**Stored data:**
* Start *

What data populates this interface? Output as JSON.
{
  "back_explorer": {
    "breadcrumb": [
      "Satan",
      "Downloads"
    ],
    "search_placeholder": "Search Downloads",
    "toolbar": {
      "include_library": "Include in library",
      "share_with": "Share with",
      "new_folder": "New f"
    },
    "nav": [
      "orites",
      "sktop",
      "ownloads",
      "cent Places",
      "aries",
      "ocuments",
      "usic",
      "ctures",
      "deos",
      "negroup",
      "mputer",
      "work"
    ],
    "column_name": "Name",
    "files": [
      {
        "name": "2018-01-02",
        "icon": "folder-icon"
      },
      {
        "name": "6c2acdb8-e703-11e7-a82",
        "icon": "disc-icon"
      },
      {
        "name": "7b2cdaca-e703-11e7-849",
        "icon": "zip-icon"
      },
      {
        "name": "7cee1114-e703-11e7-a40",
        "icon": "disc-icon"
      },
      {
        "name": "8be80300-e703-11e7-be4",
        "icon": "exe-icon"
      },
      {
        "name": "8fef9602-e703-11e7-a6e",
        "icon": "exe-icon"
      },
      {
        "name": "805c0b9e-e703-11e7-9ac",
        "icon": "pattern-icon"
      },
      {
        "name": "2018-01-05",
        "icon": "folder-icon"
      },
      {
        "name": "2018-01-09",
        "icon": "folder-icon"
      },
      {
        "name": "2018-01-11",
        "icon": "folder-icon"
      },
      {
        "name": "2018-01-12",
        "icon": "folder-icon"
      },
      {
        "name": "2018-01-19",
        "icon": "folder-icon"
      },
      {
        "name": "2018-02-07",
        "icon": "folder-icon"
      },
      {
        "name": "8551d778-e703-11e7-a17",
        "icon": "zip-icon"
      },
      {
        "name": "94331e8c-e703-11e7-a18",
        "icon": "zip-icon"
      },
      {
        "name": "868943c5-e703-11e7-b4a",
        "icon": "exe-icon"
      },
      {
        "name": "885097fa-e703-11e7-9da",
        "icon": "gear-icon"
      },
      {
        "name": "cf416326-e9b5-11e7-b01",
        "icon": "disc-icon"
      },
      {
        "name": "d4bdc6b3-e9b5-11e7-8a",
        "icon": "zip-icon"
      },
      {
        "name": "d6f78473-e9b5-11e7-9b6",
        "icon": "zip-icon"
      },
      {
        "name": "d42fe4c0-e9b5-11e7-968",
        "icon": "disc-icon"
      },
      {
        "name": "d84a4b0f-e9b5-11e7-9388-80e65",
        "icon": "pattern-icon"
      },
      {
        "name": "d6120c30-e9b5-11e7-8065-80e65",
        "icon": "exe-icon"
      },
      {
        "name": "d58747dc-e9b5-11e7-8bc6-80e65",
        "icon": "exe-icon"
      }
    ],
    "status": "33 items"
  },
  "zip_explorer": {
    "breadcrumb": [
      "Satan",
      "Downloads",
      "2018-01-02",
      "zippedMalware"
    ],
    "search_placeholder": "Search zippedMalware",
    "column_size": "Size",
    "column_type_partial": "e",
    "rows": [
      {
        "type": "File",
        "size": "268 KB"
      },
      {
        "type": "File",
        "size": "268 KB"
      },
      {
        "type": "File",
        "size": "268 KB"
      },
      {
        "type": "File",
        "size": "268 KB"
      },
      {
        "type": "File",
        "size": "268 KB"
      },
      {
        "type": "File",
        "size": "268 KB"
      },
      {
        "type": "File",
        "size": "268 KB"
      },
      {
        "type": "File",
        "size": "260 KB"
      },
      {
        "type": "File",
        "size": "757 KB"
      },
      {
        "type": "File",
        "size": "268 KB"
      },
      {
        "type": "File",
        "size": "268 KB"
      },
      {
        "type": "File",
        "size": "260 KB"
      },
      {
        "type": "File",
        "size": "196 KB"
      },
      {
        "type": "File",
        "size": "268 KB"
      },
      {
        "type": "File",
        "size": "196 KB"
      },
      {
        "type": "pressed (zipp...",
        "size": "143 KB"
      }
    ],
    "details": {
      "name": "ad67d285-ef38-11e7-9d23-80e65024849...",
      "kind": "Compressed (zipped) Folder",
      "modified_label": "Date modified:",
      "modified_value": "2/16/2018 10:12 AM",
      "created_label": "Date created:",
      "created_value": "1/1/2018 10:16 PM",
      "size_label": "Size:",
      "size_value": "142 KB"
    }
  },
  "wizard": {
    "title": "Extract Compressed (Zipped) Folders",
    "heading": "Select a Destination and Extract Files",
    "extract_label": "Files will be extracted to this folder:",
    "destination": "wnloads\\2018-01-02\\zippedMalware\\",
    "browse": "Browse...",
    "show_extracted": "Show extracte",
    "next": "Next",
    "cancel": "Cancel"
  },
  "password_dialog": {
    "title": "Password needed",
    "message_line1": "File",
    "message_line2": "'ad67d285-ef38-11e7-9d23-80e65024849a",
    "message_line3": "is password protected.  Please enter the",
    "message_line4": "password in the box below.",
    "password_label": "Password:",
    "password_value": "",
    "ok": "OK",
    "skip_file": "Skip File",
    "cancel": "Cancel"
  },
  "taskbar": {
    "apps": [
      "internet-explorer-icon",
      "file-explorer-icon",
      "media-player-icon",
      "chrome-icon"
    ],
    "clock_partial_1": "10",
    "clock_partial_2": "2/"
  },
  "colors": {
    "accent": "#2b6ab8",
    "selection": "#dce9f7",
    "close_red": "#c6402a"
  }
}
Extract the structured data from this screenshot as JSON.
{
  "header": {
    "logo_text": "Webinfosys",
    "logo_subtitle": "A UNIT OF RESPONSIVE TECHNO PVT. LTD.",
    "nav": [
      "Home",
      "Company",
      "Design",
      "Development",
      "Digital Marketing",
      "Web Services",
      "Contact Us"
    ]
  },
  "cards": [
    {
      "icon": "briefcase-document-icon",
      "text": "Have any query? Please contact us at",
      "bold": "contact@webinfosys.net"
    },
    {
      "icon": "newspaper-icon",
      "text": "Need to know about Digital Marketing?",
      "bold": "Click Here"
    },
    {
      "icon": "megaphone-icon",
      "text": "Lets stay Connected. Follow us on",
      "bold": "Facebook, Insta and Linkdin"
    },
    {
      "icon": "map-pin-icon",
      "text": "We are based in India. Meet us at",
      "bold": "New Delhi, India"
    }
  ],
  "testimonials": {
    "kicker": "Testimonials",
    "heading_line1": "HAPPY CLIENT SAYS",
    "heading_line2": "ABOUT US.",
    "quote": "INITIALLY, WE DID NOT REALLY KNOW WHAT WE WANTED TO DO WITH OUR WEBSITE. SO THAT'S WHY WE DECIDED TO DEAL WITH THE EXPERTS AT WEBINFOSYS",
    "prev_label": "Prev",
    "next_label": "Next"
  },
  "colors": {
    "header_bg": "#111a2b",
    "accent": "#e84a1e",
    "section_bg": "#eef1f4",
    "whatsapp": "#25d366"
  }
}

* End *

**EXERCISE AIM:**
Write out every record, exactly as written.

**REPLY:**
What data populates this interface? Output as JSON.
{
  "back_explorer": {
    "breadcrumb": [
      "Satan",
      "Downloads"
    ],
    "search_placeholder": "Search Downloads",
    "toolbar": {
      "include_library": "Include in library",
      "share_with": "Share with",
      "new_folder": "New f"
    },
    "nav": [
      "orites",
      "sktop",
      "ownloads",
      "cent Places",
      "aries",
      "ocuments",
      "usic",
      "ctures",
      "deos",
      "negroup",
      "mputer",
      "work"
    ],
    "column_name": "Name",
    "files": [
      {
        "name": "2018-01-02",
        "icon": "folder-icon"
      },
      {
        "name": "6c2acdb8-e703-11e7-a82",
        "icon": "disc-icon"
      },
      {
        "name": "7b2cdaca-e703-11e7-849",
        "icon": "zip-icon"
      },
      {
        "name": "7cee1114-e703-11e7-a40",
        "icon": "disc-icon"
      },
      {
        "name": "8be80300-e703-11e7-be4",
        "icon": "exe-icon"
      },
      {
        "name": "8fef9602-e703-11e7-a6e",
        "icon": "exe-icon"
      },
      {
        "name": "805c0b9e-e703-11e7-9ac",
        "icon": "pattern-icon"
      },
      {
        "name": "2018-01-05",
        "icon": "folder-icon"
      },
      {
        "name": "2018-01-09",
        "icon": "folder-icon"
      },
      {
        "name": "2018-01-11",
        "icon": "folder-icon"
      },
      {
        "name": "2018-01-12",
        "icon": "folder-icon"
      },
      {
        "name": "2018-01-19",
        "icon": "folder-icon"
      },
      {
        "name": "2018-02-07",
        "icon": "folder-icon"
      },
      {
        "name": "8551d778-e703-11e7-a17",
        "icon": "zip-icon"
      },
      {
        "name": "94331e8c-e703-11e7-a18",
        "icon": "zip-icon"
      },
      {
        "name": "868943c5-e703-11e7-b4a",
        "icon": "exe-icon"
      },
      {
        "name": "885097fa-e703-11e7-9da",
        "icon": "gear-icon"
      },
      {
        "name": "cf416326-e9b5-11e7-b01",
        "icon": "disc-icon"
      },
      {
        "name": "d4bdc6b3-e9b5-11e7-8a",
        "icon": "zip-icon"
      },
      {
        "name": "d6f78473-e9b5-11e7-9b6",
        "icon": "zip-icon"
      },
      {
        "name": "d42fe4c0-e9b5-11e7-968",
        "icon": "disc-icon"
      },
      {
        "name": "d84a4b0f-e9b5-11e7-9388-80e65",
        "icon": "pattern-icon"
      },
      {
        "name": "d6120c30-e9b5-11e7-8065-80e65",
        "icon": "exe-icon"
      },
      {
        "name": "d58747dc-e9b5-11e7-8bc6-80e65",
        "icon": "exe-icon"
      }
    ],
    "status": "33 items"
  },
  "zip_explorer": {
    "breadcrumb": [
      "Satan",
      "Downloads",
      "2018-01-02",
      "zippedMalware"
    ],
    "search_placeholder": "Search zippedMalware",
    "column_size": "Size",
    "column_type_partial": "e",
    "rows": [
      {
        "type": "File",
        "size": "268 KB"
      },
      {
        "type": "File",
        "size": "268 KB"
      },
      {
        "type": "File",
        "size": "268 KB"
      },
      {
        "type": "File",
        "size": "268 KB"
      },
      {
        "type": "File",
        "size": "268 KB"
      },
      {
        "type": "File",
        "size": "268 KB"
      },
      {
        "type": "File",
        "size": "268 KB"
      },
      {
        "type": "File",
        "size": "260 KB"
      },
      {
        "type": "File",
        "size": "757 KB"
      },
      {
        "type": "File",
        "size": "268 KB"
      },
      {
        "type": "File",
        "size": "268 KB"
      },
      {
        "type": "File",
        "size": "260 KB"
      },
      {
        "type": "File",
        "size": "196 KB"
      },
      {
        "type": "File",
        "size": "268 KB"
      },
      {
        "type": "File",
        "size": "196 KB"
      },
      {
        "type": "pressed (zipp...",
        "size": "143 KB"
      }
    ],
    "details": {
      "name": "ad67d285-ef38-11e7-9d23-80e65024849...",
      "kind": "Compressed (zipped) Folder",
      "modified_label": "Date modified:",
      "modified_value": "2/16/2018 10:12 AM",
      "created_label": "Date created:",
      "created_value": "1/1/2018 10:16 PM",
      "size_label": "Size:",
      "size_value": "142 KB"
    }
  },
  "wizard": {
    "title": "Extract Compressed (Zipped) Folders",
    "heading": "Select a Destination and Extract Files",
    "extract_label": "Files will be extracted to this folder:",
    "destination": "wnloads\\2018-01-02\\zippedMalware\\",
    "browse": "Browse...",
    "show_extracted": "Show extracte",
    "next": "Next",
    "cancel": "Cancel"
  },
  "password_dialog": {
    "title": "Password needed",
    "message_line1": "File",
    "message_line2": "'ad67d285-ef38-11e7-9d23-80e65024849a",
    "message_line3": "is password protected.  Please enter the",
    "message_line4": "password in the box below.",
    "password_label": "Password:",
    "password_value": "",
    "ok": "OK",
    "skip_file": "Skip File",
    "cancel": "Cancel"
  },
  "taskbar": {
    "apps": [
      "internet-explorer-icon",
      "file-explorer-icon",
      "media-player-icon",
      "chrome-icon"
    ],
    "clock_partial_1": "10",
    "clock_partial_2": "2/"
  },
  "colors": {
    "accent": "#2b6ab8",
    "selection": "#dce9f7",
    "close_red": "#c6402a"
  }
}
Extract the structured data from this screenshot as JSON.
{
  "header": {
    "logo_text": "Webinfosys",
    "logo_subtitle": "A UNIT OF RESPONSIVE TECHNO PVT. LTD.",
    "nav": [
      "Home",
      "Company",
      "Design",
      "Development",
      "Digital Marketing",
      "Web Services",
      "Contact Us"
    ]
  },
  "cards": [
    {
      "icon": "briefcase-document-icon",
      "text": "Have any query? Please contact us at",
      "bold": "contact@webinfosys.net"
    },
    {
      "icon": "newspaper-icon",
      "text": "Need to know about Digital Marketing?",
      "bold": "Click Here"
    },
    {
      "icon": "megaphone-icon",
      "text": "Lets stay Connected. Follow us on",
      "bold": "Facebook, Insta and Linkdin"
    },
    {
      "icon": "map-pin-icon",
      "text": "We are based in India. Meet us at",
      "bold": "New Delhi, India"
    }
  ],
  "testimonials": {
    "kicker": "Testimonials",
    "heading_line1": "HAPPY CLIENT SAYS",
    "heading_line2": "ABOUT US.",
    "quote": "INITIALLY, WE DID NOT REALLY KNOW WHAT WE WANTED TO DO WITH OUR WEBSITE. SO THAT'S WHY WE DECIDED TO DEAL WITH THE EXPERTS AT WEBINFOSYS",
    "prev_label": "Prev",
    "next_label": "Next"
  },
  "colors": {
    "header_bg": "#111a2b",
    "accent": "#e84a1e",
    "section_bg": "#eef1f4",
    "whatsapp": "#25d366"
  }
}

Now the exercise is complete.